*Problem to solve*:
Report every line of the entries that contains the word "Milutinović".
START Data under study
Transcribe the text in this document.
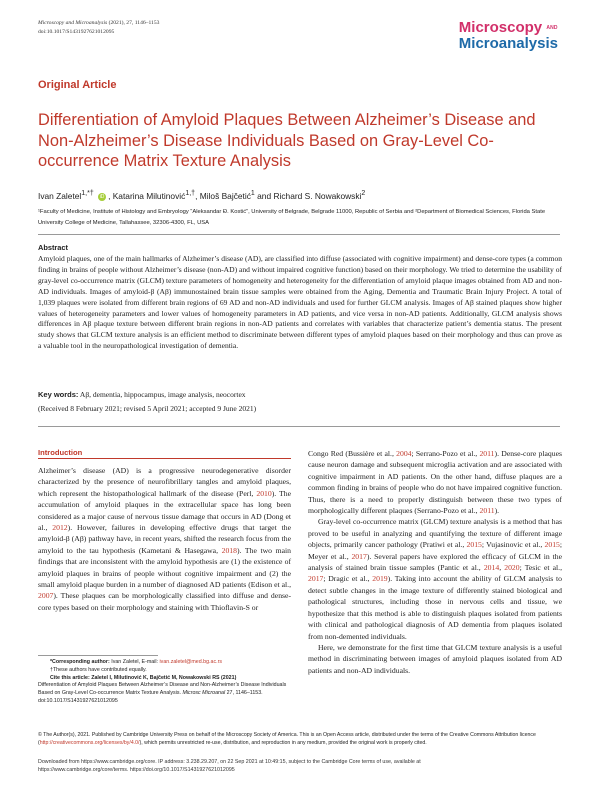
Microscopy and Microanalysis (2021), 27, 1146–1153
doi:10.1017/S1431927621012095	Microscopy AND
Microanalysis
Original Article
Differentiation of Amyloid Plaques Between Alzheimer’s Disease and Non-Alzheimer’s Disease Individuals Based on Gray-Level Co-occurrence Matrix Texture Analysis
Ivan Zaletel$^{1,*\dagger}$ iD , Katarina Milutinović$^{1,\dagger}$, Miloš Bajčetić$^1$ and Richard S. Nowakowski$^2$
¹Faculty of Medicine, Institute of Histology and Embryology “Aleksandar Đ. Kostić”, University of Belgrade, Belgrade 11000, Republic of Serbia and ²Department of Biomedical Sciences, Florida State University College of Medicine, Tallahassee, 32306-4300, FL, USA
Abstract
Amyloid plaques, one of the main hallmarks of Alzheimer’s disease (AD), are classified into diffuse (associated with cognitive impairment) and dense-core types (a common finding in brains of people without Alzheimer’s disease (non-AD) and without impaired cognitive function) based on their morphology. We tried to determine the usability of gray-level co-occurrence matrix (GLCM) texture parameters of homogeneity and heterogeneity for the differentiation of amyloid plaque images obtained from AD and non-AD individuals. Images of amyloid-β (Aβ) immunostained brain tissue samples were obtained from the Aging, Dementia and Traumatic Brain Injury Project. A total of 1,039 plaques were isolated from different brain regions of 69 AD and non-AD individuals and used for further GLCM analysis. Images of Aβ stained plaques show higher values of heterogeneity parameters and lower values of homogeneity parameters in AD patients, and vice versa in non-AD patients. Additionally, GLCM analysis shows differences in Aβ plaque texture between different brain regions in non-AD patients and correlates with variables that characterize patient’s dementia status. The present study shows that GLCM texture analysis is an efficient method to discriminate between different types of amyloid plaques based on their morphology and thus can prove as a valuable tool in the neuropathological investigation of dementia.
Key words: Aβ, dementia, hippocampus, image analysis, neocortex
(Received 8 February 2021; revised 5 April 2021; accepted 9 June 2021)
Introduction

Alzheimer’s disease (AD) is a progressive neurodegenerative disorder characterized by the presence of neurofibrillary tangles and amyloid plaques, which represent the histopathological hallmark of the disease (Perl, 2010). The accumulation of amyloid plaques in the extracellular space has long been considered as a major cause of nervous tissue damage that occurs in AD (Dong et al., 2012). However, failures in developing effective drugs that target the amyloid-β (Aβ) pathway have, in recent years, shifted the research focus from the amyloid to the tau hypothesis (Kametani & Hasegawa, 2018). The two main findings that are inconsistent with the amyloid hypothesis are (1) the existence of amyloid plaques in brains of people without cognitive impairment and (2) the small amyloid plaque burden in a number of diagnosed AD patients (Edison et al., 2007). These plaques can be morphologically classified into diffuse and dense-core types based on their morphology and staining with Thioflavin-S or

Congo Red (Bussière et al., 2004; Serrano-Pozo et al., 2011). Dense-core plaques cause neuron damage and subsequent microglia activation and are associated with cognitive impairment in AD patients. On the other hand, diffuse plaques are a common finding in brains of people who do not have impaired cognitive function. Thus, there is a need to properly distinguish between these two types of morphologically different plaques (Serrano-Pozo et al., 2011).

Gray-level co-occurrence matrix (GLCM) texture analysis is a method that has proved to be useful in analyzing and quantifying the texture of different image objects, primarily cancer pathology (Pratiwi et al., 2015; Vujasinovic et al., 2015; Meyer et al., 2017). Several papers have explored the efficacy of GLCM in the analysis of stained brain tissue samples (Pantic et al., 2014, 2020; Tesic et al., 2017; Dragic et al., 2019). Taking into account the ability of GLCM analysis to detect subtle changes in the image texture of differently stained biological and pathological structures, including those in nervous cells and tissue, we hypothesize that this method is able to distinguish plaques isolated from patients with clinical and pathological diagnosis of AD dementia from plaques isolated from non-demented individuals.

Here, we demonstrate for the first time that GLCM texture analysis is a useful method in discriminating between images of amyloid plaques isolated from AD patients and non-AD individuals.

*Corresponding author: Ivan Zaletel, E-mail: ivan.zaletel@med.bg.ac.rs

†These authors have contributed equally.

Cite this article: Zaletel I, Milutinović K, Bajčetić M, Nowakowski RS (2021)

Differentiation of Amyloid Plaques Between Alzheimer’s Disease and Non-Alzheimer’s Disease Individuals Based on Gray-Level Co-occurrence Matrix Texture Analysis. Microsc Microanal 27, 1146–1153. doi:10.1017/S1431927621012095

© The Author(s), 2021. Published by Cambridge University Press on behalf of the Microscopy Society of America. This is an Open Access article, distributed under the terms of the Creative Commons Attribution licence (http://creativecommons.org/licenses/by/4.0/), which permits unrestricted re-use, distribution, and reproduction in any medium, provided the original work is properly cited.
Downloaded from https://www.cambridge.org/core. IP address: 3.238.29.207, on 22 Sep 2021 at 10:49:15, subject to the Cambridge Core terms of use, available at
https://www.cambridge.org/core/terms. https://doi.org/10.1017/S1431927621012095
END Data under study
START Data under study
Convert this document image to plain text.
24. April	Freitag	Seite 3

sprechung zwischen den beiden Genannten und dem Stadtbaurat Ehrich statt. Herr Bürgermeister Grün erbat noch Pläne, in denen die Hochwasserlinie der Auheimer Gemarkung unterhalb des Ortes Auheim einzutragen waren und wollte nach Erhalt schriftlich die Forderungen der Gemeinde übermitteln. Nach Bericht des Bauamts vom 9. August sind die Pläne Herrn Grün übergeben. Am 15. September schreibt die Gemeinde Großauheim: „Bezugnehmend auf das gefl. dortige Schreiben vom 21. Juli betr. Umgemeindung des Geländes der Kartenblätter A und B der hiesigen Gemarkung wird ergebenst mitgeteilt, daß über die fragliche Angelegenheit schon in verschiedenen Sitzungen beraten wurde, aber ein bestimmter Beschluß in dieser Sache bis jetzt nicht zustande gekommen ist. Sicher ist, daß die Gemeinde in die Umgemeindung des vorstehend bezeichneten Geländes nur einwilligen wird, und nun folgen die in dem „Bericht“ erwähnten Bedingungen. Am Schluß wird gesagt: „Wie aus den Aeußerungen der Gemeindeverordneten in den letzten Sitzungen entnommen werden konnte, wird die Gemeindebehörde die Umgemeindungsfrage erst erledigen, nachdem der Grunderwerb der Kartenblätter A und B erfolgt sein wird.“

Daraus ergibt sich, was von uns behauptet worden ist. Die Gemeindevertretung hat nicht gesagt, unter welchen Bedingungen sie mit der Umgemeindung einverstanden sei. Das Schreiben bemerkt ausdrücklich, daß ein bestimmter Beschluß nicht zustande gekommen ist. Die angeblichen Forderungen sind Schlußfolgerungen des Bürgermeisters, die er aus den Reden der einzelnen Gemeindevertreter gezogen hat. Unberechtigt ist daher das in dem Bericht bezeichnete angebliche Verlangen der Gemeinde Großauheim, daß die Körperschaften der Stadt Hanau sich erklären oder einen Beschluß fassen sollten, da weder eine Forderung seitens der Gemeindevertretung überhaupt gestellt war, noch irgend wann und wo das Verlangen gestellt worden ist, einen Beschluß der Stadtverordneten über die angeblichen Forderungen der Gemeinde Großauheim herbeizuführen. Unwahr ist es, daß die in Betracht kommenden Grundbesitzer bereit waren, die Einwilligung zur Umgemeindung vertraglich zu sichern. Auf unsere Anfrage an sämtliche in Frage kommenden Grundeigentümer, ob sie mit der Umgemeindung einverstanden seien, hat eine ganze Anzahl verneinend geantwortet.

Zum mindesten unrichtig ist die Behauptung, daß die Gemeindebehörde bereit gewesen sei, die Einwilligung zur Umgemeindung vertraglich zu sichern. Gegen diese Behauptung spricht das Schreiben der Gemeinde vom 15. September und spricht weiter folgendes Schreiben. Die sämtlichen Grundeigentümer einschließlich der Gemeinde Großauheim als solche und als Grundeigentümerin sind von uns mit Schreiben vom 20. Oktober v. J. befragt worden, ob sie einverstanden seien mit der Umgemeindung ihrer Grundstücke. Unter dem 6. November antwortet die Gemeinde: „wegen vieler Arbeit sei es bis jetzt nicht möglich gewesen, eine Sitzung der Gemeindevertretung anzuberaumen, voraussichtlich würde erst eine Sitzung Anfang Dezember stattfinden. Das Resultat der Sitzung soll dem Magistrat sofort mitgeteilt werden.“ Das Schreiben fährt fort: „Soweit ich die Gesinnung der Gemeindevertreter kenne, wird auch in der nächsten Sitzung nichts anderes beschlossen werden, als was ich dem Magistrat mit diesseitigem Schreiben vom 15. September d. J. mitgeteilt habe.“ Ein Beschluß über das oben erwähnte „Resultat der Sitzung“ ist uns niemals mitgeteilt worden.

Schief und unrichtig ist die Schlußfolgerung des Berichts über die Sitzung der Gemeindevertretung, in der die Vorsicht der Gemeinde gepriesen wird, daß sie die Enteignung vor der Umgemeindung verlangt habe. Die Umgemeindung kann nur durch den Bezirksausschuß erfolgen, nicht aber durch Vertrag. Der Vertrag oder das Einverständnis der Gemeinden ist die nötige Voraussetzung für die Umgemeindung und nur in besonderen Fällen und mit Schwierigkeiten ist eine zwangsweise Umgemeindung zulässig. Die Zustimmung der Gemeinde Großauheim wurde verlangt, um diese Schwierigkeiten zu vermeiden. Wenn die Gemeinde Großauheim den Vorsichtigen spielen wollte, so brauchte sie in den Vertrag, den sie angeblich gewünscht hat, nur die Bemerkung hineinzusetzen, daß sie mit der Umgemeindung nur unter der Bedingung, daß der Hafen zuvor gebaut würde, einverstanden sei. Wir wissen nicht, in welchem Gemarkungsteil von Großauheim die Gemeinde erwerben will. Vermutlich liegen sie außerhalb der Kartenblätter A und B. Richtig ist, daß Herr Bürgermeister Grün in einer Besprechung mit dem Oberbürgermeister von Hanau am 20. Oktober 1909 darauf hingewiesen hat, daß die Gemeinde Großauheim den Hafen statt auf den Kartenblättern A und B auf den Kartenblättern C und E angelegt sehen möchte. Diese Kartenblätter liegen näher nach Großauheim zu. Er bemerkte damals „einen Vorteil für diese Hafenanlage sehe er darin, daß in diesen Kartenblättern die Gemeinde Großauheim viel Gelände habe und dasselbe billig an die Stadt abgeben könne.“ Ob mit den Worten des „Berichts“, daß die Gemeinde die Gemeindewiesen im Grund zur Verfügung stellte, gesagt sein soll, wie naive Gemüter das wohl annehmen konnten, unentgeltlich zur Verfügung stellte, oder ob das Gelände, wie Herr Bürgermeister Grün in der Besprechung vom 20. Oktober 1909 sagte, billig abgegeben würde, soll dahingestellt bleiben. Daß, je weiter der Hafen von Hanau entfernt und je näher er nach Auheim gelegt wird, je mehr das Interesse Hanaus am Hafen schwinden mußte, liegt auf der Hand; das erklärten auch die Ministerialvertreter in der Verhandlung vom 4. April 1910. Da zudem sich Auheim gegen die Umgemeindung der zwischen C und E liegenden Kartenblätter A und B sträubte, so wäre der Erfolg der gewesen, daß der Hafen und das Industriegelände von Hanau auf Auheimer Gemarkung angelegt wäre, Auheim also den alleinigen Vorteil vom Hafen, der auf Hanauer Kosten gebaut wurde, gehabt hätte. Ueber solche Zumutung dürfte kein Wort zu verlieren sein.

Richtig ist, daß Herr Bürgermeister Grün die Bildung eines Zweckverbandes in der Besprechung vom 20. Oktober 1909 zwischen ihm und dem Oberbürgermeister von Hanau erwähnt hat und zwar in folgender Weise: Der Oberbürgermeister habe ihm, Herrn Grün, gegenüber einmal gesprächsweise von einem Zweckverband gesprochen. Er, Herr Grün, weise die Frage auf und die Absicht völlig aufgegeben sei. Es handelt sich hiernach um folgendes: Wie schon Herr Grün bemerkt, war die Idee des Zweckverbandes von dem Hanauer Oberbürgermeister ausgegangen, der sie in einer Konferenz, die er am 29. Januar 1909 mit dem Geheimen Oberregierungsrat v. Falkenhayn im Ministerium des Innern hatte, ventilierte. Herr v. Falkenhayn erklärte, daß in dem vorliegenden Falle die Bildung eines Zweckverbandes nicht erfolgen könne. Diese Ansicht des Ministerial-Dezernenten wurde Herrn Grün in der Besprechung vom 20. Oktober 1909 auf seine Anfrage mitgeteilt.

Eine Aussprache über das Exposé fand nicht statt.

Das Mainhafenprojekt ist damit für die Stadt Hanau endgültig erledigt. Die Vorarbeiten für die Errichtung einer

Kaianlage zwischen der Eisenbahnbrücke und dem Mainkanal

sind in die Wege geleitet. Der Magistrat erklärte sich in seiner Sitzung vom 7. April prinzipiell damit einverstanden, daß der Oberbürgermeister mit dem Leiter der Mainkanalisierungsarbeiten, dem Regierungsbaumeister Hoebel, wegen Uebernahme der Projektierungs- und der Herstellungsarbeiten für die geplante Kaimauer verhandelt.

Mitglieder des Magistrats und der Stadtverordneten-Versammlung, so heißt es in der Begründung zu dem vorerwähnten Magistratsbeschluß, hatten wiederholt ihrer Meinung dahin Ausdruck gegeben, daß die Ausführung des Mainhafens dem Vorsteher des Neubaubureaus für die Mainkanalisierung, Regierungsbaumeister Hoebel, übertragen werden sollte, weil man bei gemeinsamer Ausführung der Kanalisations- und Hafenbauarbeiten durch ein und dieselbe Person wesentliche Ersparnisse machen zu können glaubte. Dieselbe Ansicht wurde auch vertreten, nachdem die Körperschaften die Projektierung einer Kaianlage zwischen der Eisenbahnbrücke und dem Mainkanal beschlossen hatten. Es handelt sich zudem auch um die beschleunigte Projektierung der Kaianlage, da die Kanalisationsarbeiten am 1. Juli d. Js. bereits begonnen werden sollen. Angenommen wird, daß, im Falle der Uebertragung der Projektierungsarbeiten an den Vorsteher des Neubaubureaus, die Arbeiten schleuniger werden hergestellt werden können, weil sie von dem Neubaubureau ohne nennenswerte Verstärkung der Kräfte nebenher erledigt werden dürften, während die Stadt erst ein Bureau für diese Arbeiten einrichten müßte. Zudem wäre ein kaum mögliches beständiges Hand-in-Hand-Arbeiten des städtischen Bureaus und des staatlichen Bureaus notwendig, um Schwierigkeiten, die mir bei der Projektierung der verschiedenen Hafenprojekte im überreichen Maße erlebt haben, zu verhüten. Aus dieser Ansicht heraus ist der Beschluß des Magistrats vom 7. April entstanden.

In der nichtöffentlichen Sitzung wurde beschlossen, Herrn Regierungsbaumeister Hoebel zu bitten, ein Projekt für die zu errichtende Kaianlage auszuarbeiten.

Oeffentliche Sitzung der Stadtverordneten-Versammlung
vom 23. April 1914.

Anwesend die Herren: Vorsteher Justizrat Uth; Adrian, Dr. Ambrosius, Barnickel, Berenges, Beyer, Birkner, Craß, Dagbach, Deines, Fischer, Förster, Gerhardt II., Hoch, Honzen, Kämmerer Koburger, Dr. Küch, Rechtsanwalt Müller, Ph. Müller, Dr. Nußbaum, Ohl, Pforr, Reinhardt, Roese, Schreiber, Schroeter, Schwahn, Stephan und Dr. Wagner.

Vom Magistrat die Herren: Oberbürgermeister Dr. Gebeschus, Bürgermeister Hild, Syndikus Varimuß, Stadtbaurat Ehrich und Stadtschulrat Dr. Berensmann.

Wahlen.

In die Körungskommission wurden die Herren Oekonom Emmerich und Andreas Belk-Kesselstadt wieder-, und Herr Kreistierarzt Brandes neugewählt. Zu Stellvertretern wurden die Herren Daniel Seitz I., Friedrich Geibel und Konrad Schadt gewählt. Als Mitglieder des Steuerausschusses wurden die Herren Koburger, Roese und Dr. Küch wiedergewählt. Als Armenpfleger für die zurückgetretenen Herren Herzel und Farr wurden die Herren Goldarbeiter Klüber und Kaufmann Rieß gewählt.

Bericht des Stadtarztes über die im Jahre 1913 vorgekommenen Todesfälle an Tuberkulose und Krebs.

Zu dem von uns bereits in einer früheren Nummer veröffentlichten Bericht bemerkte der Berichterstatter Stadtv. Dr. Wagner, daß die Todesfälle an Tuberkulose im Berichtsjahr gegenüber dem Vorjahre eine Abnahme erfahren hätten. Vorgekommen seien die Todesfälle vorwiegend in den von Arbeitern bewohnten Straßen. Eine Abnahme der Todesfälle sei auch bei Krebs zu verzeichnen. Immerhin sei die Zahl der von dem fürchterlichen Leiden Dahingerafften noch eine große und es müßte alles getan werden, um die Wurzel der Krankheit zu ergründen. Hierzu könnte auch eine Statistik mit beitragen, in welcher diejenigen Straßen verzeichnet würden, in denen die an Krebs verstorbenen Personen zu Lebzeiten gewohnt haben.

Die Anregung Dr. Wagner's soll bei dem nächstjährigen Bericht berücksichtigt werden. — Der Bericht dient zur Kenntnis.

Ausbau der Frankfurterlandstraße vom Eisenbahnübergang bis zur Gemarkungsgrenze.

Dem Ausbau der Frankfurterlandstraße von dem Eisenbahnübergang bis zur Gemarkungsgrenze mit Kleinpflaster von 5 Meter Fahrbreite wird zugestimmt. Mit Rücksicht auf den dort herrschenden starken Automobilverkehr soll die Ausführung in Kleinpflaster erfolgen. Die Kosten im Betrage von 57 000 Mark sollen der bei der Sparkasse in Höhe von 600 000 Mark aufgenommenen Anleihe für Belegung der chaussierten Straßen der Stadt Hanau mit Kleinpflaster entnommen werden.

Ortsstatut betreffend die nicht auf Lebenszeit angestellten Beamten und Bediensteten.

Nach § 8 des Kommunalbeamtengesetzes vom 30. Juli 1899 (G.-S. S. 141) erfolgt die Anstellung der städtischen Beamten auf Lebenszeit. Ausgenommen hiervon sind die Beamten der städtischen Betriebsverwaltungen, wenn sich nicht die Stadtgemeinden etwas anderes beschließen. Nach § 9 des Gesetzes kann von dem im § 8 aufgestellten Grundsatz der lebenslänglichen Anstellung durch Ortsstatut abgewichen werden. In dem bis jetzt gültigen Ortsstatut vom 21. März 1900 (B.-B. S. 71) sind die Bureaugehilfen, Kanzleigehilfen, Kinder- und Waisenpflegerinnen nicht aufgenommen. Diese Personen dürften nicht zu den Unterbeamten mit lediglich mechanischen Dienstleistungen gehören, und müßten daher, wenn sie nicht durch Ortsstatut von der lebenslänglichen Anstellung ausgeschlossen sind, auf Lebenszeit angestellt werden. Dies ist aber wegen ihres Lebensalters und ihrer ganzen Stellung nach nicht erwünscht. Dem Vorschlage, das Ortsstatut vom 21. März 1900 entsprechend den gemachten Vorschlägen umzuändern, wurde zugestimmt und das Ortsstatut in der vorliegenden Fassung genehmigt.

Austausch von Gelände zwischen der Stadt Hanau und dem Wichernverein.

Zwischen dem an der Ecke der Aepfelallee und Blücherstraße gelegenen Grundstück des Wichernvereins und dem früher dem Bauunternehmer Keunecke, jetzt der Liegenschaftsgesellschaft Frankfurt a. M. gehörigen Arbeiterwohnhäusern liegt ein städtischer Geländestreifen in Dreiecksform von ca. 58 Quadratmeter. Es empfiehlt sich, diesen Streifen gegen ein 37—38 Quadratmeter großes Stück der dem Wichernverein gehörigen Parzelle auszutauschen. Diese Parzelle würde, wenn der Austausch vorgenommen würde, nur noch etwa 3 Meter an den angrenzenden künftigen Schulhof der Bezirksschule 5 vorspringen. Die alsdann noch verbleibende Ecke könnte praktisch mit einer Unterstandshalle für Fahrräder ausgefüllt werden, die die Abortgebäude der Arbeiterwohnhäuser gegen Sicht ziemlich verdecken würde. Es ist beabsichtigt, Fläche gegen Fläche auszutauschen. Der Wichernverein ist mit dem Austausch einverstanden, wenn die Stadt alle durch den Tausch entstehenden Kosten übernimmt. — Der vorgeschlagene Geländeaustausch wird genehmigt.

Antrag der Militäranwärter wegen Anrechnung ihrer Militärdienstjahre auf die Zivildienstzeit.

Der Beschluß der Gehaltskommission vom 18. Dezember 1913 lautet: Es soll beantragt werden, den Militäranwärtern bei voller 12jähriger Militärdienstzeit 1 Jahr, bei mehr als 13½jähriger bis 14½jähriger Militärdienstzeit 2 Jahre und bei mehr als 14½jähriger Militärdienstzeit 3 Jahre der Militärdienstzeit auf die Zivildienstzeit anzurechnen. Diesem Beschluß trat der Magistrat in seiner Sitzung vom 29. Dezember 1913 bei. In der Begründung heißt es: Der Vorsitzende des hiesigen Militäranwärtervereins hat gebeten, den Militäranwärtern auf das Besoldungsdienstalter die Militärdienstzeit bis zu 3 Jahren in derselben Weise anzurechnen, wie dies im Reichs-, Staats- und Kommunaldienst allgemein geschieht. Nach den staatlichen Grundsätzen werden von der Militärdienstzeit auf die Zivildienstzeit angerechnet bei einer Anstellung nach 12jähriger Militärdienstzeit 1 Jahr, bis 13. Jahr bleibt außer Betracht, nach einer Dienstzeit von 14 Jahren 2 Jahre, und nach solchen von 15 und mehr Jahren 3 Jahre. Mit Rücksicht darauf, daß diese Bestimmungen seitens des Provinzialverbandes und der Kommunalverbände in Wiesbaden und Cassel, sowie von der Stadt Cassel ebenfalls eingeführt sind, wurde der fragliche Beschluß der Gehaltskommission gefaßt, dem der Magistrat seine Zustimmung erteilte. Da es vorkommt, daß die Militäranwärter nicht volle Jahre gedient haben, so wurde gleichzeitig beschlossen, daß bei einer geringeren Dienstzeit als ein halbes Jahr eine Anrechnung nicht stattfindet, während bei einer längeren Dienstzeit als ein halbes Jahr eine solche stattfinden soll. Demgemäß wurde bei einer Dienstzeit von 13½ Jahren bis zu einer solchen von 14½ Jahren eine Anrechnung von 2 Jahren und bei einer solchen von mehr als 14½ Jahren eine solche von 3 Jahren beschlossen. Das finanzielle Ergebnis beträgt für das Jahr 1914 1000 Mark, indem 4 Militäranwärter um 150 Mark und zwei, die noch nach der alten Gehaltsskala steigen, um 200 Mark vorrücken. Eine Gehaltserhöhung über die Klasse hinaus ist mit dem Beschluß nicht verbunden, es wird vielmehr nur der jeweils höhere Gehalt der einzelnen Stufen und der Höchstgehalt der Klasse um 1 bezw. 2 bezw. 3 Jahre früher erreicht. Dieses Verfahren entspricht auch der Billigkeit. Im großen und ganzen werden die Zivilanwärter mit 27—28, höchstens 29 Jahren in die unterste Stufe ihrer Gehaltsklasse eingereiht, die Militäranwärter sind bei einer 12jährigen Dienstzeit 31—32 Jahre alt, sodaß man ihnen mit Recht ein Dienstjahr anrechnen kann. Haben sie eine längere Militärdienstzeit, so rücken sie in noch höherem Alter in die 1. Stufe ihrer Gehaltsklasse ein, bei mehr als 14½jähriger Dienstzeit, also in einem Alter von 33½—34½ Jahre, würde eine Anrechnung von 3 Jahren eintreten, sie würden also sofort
END Data under study
*The answer*:
Ivan Zaletel$^{1,*\dagger}$ iD , Katarina Milutinović$^{1,\dagger}$, Miloš Bajčetić$^1$ and Richard S. Nowakowski$^2$
Cite this article: Zaletel I, Milutinović K, Bajčetić M, Nowakowski RS (2021)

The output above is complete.